▶ [Exercise inputs]
★ ★ ★ ★

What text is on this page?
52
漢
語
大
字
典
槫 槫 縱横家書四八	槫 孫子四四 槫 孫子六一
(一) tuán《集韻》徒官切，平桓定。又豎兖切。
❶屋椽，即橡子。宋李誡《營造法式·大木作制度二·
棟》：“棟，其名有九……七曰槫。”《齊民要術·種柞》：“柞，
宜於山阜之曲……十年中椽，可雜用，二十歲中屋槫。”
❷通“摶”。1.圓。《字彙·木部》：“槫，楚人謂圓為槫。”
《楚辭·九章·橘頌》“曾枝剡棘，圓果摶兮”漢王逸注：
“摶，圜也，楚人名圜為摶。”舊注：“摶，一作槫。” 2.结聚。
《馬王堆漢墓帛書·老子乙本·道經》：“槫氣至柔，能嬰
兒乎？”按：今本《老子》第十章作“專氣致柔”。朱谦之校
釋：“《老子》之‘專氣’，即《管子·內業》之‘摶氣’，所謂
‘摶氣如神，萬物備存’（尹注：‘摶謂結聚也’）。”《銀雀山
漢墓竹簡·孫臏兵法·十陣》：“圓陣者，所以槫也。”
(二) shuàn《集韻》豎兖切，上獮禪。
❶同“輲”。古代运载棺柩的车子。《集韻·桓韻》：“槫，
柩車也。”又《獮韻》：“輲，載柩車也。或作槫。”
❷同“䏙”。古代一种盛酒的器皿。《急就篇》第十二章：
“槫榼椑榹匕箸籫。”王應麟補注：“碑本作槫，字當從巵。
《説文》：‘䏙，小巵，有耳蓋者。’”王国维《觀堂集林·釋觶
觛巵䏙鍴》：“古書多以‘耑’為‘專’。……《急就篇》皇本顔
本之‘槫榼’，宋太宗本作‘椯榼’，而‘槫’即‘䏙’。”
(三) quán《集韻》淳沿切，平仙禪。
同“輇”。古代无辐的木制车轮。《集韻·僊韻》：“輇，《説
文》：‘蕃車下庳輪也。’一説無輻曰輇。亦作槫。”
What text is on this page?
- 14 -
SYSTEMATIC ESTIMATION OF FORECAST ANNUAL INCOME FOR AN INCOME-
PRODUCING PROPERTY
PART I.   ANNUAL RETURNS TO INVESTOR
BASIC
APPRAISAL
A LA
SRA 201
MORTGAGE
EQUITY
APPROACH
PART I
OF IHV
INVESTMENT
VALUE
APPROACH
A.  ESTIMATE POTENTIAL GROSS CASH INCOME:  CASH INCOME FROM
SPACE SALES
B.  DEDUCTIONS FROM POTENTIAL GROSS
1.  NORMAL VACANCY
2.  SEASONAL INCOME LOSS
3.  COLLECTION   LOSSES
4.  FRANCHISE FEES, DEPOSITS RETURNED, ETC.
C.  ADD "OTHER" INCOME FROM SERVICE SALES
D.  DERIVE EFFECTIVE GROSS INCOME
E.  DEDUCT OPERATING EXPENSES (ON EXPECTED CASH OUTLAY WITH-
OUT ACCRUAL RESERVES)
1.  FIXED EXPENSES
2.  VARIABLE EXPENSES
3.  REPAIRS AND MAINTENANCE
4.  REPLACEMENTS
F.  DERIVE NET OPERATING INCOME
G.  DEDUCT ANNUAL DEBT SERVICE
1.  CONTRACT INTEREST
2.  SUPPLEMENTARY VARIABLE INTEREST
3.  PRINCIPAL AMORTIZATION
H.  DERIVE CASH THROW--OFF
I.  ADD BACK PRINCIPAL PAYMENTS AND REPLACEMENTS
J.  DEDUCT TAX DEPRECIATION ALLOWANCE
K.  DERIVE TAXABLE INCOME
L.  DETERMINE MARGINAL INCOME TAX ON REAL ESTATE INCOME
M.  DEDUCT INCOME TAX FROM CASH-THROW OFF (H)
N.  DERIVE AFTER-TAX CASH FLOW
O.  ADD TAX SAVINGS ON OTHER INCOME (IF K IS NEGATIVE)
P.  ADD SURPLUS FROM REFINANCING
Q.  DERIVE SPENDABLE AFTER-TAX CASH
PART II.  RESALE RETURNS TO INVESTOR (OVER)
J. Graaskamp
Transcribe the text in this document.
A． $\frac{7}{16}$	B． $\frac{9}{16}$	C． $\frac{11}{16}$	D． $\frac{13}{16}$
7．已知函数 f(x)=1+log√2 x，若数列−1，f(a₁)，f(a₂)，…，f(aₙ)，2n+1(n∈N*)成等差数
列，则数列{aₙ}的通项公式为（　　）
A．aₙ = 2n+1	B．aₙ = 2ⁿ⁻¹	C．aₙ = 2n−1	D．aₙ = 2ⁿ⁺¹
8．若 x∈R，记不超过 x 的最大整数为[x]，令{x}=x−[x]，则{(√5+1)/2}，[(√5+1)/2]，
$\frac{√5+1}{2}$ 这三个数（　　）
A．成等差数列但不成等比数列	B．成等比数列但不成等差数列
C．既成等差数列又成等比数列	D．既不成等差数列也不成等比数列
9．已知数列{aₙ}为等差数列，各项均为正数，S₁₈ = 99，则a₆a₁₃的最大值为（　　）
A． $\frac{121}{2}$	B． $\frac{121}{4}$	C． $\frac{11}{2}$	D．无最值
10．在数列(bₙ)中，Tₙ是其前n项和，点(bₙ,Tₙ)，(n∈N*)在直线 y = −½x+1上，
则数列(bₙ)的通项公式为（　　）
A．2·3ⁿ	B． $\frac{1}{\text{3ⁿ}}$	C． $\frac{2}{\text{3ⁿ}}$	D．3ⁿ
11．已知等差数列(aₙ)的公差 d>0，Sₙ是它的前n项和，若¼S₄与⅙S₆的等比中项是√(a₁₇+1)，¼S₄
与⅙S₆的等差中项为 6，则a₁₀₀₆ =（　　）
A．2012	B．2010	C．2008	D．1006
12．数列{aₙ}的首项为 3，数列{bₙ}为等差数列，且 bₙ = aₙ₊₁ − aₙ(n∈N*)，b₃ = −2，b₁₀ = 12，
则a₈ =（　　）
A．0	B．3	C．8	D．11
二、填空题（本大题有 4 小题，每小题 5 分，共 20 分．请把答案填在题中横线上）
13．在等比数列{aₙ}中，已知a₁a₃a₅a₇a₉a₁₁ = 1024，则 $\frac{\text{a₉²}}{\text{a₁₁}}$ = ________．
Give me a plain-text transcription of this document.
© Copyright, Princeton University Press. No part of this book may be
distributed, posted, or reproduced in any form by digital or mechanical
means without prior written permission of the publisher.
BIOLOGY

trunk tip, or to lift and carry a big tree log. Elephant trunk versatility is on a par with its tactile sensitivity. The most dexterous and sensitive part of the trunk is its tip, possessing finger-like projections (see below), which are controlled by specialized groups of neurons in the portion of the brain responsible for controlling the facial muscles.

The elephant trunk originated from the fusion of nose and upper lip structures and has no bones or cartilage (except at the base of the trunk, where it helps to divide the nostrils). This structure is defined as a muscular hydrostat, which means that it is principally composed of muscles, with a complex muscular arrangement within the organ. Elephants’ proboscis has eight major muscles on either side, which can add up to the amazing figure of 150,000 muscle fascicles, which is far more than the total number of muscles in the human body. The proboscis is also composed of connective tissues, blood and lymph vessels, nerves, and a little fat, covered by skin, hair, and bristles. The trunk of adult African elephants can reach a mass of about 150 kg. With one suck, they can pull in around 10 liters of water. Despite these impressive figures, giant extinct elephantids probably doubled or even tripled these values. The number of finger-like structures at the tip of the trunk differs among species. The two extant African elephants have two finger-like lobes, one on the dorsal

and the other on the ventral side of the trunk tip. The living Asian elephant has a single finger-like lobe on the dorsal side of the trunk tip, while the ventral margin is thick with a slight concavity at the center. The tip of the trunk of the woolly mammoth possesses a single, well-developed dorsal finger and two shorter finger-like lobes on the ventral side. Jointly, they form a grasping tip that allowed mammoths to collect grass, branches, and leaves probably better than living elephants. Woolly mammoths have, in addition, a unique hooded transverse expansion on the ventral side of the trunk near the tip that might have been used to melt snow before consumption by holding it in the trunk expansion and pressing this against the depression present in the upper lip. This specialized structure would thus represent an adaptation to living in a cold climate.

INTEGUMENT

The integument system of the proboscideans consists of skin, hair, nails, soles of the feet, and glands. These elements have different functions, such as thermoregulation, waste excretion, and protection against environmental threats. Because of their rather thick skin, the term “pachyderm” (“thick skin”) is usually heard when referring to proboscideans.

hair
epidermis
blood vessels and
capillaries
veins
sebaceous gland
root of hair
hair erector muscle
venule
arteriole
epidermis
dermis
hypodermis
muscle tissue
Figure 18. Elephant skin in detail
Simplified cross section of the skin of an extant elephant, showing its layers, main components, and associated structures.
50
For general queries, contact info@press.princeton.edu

★ ★ ★ ★

List every line from the entries above in which "blood" appears.

▶ [Problem solution]
The elephant trunk originated from the fusion of nose and upper lip structures and has no bones or cartilage (except at the base of the trunk, where it helps to divide the nostrils). This structure is defined as a muscular hydrostat, which means that it is principally composed of muscles, with a complex muscular arrangement within the organ. Elephants’ proboscis has eight major muscles on either side, which can add up to the amazing figure of 150,000 muscle fascicles, which is far more than the total number of muscles in the human body. The proboscis is also composed of connective tissues, blood and lymph vessels, nerves, and a little fat, covered by skin, hair, and bristles. The trunk of adult African elephants can reach a mass of about 150 kg. With one suck, they can pull in around 10 liters of water. Despite these impressive figures, giant extinct elephantids probably doubled or even tripled these values. The number of finger-like structures at the tip of the trunk differs among species. The two extant African elephants have two finger-like lobes, one on the dorsal
blood vessels and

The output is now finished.